··· Texte de l'exercice ···

Industrie pharmaceutique: l’arme discrète du Maroc
Longtemps restée dans l’ombre, l’industrie pharmaceutique marocaine connaît une montée en puissance silencieuse mais décisive. Soutenue par un écosystème robuste, des figures entrepreneuriales engagées et une vision stratégique axée sur la souveraineté sanitaire, elle s’impose aujourd’hui comme un acteur clé du continent.
Lamia Elouali
Discrètement, le Royaume dispose d’un écosystème pharmaceutique parmi les plus développés d’Afrique. Le secteur affiche des performances éclatantes. En 2023, il a enregistré un chiffre d’affaires record de 21 milliards de dirhams, en hausse de 50% sur un an. Le Maroc couvre désormais près de 80% de ses besoins en médicaments et se hisse au deuxième rang continental, juste derrière l’Égypte, note le magazine Jeune Afrique, qui consacre un dossier au sujet.

···

### Consigne
Recopiez fidèlement le passage de l'article sur l'industrie pharmaceutique marocaine compris entre « Industrie pharmaceutique: l’arme » et « dossier au sujet. », ces deux extrémités incluses.

··· Données fournies ···

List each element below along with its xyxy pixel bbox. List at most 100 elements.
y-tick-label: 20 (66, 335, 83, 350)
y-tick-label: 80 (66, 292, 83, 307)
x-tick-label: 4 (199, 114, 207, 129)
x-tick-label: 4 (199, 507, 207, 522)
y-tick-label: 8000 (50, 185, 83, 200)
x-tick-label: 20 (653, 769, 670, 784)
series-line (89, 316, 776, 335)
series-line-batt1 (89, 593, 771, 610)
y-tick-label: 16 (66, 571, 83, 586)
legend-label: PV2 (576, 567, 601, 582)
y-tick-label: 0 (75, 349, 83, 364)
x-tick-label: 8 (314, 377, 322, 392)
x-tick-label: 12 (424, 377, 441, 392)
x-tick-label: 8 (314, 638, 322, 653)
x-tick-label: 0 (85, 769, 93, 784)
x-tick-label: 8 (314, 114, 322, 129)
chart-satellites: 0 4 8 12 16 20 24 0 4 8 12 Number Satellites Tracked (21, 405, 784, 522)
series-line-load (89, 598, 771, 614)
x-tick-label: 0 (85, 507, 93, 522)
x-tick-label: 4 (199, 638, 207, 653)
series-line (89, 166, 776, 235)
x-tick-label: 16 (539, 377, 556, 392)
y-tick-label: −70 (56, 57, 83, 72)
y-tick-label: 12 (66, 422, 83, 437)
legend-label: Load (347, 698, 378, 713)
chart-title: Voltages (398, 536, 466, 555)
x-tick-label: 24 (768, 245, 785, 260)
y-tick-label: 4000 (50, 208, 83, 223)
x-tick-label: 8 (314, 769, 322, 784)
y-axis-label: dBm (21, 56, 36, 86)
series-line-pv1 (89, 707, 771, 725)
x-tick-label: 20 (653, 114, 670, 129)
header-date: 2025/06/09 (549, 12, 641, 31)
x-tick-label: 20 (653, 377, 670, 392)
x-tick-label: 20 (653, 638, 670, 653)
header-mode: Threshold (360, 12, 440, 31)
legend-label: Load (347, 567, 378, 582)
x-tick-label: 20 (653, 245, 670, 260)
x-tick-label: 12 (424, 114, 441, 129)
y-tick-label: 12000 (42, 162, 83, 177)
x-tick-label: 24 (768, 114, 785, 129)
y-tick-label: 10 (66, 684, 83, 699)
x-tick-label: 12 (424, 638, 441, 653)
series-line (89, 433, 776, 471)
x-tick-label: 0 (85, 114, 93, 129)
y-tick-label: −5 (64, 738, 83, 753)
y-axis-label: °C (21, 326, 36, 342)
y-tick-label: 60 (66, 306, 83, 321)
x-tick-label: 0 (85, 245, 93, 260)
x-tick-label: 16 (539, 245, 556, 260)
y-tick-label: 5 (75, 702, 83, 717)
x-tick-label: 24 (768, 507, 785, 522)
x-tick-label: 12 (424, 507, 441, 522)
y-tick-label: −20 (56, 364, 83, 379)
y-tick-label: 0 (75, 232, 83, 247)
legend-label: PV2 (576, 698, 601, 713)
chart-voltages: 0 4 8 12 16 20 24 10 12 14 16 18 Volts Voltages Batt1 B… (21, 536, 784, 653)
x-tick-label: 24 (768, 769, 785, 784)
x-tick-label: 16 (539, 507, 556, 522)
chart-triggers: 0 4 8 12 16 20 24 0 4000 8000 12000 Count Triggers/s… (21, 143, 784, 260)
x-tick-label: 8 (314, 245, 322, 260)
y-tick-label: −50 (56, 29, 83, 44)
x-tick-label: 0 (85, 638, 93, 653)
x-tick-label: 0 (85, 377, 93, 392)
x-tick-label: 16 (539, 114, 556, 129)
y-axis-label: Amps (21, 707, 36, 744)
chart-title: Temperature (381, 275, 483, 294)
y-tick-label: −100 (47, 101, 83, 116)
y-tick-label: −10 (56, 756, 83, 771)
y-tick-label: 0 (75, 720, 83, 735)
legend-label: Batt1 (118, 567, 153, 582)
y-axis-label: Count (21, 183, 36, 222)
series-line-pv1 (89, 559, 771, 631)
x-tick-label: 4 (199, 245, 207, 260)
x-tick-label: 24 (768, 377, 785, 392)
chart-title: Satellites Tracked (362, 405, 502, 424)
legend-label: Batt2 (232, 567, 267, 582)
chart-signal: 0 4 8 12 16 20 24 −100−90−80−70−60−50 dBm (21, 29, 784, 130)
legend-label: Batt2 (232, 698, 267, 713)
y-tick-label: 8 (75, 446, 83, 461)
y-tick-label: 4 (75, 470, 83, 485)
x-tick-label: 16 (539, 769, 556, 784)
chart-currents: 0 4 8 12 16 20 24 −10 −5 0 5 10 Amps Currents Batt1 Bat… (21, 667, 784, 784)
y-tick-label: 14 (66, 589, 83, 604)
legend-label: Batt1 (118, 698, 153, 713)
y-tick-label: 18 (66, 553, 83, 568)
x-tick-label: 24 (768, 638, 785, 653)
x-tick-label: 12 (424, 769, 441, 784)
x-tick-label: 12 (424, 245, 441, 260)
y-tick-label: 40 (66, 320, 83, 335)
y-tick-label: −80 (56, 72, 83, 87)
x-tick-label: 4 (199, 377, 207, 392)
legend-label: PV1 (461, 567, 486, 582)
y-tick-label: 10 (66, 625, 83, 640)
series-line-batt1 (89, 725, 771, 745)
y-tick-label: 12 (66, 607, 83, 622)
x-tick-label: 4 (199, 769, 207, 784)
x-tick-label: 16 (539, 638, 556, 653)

···

### Réponse rédigée
Industrie pharmaceutique: l’arme discrète du Maroc
Longtemps restée dans l’ombre, l’industrie pharmaceutique marocaine connaît une montée en puissance silencieuse mais décisive. Soutenue par un écosystème robuste, des figures entrepreneuriales engagées et une vision stratégique axée sur la souveraineté sanitaire, elle s’impose aujourd’hui comme un acteur clé du continent.
Lamia Elouali
Discrètement, le Royaume dispose d’un écosystème pharmaceutique parmi les plus développés d’Afrique. Le secteur affiche des performances éclatantes. En 2023, il a enregistré un chiffre d’affaires record de 21 milliards de dirhams, en hausse de 50% sur un an. Le Maroc couvre désormais près de 80% de ses besoins en médicaments et se hisse au deuxième rang continental, juste derrière l’Égypte, note le magazine Jeune Afrique, qui consacre un dossier au sujet.